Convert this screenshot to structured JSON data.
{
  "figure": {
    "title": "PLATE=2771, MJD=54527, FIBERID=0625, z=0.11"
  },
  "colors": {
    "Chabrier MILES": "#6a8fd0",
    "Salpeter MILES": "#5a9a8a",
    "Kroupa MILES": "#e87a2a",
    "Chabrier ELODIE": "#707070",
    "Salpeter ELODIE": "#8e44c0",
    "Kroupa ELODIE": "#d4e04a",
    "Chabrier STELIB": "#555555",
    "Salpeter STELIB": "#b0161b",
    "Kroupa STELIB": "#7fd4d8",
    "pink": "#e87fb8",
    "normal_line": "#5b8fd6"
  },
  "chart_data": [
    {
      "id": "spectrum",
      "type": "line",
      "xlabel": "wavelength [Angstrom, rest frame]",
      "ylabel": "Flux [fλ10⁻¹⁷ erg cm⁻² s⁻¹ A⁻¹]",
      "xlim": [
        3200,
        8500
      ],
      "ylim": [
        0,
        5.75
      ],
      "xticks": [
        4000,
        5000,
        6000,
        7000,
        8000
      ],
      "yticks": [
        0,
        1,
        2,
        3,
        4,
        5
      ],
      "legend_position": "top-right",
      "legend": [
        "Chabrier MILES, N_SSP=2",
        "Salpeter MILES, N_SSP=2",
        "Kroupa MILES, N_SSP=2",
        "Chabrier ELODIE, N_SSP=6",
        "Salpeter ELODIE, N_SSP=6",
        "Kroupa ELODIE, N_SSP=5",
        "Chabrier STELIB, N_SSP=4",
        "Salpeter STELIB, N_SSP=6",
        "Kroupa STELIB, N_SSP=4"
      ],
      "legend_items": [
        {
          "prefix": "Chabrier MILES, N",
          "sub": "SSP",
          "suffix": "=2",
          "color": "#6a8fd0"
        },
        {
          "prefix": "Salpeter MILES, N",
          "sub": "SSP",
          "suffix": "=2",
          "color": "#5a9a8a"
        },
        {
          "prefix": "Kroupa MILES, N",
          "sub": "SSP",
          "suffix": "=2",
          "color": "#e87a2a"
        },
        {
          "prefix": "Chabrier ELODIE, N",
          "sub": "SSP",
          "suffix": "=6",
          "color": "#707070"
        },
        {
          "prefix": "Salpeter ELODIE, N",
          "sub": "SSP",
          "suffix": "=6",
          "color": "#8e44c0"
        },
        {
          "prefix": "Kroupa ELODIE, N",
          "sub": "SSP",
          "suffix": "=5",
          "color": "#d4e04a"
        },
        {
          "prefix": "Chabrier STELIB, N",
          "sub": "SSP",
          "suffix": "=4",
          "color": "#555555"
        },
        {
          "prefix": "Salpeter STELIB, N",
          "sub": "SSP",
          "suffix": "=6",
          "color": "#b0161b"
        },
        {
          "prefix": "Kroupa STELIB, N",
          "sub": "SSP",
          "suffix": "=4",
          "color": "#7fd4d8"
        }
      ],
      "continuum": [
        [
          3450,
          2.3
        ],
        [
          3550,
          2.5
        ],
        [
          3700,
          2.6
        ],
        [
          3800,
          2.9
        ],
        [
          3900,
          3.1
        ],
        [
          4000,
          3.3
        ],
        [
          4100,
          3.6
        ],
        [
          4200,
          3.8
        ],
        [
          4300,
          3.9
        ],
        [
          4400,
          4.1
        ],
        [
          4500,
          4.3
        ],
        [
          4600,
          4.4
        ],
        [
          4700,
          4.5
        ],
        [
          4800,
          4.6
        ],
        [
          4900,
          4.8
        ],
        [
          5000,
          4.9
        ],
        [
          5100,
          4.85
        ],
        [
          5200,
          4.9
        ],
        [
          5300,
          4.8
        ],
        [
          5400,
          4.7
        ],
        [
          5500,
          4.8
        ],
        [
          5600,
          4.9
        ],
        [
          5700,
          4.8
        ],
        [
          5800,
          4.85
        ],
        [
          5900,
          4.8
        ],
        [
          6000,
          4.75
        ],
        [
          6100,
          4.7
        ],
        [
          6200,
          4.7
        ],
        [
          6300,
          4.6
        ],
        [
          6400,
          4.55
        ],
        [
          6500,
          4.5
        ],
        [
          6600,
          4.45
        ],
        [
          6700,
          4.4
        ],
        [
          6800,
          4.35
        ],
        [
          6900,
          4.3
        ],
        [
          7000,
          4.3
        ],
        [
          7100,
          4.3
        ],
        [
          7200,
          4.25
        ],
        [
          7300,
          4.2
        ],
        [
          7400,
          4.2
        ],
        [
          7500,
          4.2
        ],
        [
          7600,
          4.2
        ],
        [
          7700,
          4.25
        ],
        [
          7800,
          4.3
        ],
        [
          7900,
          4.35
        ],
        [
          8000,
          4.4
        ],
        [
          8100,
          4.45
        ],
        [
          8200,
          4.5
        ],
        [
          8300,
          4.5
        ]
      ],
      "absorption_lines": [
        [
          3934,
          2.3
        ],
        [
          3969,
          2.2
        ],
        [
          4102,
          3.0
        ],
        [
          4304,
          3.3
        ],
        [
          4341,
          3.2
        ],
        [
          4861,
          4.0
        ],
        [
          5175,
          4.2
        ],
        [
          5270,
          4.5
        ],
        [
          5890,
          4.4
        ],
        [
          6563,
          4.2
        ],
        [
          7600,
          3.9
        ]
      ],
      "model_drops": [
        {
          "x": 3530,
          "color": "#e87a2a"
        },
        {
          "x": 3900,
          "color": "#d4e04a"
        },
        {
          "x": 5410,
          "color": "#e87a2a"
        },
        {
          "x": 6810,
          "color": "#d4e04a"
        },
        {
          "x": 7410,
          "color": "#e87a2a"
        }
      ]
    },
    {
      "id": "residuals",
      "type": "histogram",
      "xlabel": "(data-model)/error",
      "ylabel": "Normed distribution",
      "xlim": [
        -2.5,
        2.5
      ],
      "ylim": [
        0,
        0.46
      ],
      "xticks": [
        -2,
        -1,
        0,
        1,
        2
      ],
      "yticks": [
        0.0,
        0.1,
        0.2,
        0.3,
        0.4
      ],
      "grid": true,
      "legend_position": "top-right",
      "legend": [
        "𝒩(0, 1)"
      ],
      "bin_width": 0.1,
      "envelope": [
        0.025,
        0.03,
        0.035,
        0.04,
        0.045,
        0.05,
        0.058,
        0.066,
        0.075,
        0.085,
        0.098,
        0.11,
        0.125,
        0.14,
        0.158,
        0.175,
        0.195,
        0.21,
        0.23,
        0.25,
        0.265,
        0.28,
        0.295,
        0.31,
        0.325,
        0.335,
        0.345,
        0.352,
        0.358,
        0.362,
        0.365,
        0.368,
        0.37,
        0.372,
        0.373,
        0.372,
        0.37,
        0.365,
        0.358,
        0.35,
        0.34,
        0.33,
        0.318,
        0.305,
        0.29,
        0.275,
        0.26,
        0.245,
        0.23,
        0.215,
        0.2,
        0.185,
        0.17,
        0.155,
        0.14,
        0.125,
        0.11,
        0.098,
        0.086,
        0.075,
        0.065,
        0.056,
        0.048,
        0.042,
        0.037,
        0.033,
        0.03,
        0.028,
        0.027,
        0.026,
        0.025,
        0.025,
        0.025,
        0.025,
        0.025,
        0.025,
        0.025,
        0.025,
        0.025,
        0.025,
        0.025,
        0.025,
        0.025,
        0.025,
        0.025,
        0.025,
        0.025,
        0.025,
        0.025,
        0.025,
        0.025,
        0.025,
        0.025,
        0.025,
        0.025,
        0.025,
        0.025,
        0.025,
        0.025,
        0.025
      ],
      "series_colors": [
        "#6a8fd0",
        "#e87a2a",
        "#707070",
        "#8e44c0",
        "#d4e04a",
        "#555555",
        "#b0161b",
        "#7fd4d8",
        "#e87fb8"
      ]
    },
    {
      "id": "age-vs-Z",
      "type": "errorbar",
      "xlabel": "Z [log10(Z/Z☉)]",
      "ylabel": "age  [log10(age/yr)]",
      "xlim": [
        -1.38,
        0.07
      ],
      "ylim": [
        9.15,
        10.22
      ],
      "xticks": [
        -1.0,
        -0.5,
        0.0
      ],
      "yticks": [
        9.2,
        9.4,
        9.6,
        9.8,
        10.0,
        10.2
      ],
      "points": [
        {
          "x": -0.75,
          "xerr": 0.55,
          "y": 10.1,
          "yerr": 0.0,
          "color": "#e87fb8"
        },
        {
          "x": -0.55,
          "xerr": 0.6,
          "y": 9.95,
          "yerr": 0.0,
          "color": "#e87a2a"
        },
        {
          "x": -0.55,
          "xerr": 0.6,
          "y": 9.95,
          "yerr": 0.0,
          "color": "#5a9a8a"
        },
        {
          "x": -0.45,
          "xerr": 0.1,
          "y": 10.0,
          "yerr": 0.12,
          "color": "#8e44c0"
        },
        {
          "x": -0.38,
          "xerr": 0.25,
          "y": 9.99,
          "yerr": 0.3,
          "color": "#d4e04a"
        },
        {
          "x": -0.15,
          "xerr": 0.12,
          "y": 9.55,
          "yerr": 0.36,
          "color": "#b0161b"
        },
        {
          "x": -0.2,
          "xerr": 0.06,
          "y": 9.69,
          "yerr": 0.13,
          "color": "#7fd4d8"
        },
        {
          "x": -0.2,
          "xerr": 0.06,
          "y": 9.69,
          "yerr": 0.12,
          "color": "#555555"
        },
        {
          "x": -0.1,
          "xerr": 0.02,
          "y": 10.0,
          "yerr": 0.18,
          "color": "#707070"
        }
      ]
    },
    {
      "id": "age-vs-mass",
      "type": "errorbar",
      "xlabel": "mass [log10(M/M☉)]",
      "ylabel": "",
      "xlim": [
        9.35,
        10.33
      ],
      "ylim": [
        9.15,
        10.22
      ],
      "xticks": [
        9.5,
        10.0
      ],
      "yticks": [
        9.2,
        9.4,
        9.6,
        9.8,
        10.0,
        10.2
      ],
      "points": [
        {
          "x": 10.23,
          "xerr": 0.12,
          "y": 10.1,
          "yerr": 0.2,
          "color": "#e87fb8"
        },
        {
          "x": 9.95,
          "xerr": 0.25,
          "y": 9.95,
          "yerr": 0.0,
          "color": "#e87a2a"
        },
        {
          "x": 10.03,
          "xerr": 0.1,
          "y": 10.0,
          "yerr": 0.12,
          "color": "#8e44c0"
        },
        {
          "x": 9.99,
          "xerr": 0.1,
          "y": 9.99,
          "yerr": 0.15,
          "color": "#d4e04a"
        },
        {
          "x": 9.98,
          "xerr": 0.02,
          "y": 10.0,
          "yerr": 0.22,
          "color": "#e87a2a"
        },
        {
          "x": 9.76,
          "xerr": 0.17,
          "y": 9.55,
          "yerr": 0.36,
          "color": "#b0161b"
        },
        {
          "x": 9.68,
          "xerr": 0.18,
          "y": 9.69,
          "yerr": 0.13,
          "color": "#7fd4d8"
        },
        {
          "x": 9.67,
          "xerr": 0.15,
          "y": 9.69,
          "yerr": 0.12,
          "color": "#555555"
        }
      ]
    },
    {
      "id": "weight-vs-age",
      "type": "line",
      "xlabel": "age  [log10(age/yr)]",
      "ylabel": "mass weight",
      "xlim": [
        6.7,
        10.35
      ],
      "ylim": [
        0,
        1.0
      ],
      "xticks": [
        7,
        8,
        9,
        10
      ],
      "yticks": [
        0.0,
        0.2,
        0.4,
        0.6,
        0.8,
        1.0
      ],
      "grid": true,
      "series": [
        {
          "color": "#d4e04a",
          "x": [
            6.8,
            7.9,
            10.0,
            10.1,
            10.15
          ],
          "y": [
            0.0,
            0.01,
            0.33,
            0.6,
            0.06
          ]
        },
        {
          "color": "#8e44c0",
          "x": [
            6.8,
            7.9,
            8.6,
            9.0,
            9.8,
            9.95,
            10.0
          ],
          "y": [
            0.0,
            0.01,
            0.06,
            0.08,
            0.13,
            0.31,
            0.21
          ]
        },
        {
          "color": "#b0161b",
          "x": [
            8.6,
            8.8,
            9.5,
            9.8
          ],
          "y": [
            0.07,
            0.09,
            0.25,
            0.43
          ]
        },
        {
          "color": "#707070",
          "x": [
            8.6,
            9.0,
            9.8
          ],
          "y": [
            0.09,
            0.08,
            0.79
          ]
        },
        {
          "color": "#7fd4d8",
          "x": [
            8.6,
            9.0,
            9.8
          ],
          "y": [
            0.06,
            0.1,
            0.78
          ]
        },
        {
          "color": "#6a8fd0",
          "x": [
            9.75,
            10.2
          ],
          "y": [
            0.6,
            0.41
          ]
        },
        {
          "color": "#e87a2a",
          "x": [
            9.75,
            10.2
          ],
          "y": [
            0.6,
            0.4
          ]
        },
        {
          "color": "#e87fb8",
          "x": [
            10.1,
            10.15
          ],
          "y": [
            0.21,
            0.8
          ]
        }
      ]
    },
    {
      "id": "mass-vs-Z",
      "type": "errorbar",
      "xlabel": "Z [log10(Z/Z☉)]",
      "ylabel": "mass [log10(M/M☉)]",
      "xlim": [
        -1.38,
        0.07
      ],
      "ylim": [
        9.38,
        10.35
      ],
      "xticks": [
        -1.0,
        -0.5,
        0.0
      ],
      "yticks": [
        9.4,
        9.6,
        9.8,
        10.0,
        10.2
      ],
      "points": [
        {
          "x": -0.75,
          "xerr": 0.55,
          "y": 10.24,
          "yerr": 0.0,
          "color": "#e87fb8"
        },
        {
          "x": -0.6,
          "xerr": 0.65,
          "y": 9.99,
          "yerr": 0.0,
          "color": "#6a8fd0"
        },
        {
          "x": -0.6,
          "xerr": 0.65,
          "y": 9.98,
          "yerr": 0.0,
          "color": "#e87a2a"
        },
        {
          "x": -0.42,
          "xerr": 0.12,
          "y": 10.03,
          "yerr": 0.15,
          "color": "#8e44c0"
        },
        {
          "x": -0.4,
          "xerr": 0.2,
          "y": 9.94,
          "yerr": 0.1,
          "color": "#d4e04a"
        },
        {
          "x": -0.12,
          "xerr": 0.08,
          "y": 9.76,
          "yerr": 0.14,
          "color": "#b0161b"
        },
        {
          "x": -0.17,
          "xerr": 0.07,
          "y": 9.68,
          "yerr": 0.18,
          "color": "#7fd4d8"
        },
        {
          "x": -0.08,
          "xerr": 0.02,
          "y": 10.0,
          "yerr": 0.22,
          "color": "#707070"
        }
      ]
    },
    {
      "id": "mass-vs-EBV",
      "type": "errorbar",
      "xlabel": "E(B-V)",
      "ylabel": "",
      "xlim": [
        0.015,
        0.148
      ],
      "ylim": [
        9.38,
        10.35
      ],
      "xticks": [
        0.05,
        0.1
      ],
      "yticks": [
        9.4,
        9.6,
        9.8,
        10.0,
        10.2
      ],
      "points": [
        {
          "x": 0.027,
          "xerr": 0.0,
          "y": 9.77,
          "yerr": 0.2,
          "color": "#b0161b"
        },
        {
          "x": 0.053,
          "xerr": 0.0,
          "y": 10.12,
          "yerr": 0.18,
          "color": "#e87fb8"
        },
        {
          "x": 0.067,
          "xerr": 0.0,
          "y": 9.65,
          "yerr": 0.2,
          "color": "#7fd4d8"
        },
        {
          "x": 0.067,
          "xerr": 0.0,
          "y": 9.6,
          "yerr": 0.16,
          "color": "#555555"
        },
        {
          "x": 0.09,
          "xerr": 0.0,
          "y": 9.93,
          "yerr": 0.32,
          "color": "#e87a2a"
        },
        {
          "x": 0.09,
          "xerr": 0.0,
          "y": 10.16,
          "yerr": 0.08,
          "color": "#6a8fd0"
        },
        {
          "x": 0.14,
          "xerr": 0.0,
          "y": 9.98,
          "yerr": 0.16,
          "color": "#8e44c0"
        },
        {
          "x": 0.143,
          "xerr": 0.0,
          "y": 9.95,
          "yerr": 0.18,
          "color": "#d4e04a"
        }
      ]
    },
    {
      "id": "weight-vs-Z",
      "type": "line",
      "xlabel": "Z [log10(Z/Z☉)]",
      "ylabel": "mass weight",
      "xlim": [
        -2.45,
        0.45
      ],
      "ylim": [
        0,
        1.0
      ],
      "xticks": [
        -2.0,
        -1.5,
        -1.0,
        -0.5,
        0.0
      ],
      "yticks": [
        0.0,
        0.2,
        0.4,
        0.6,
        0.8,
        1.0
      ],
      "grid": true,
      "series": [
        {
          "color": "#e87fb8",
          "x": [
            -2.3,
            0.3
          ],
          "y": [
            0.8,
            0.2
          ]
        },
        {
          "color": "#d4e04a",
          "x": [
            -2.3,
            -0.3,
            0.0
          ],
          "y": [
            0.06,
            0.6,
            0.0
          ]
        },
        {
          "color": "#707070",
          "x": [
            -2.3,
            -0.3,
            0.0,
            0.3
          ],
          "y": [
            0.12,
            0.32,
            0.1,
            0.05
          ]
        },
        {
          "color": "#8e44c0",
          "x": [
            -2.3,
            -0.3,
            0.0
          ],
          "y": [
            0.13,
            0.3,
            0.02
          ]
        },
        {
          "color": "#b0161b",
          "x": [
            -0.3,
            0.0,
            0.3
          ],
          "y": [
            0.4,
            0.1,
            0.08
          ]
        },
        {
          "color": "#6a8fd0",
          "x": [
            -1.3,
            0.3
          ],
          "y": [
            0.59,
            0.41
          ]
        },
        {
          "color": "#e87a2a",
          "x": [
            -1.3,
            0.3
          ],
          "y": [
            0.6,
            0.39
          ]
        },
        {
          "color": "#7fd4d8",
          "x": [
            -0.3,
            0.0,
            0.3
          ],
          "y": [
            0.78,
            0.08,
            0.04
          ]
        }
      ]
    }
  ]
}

──────

WHAT THIS TASK INVOLVES: In the entries above, identify every line with the word "weight". Copy those lines.

FULL RESPONSE:
      "id": "weight-vs-age",
      "ylabel": "mass weight",
      "id": "weight-vs-Z",
      "ylabel": "mass weight",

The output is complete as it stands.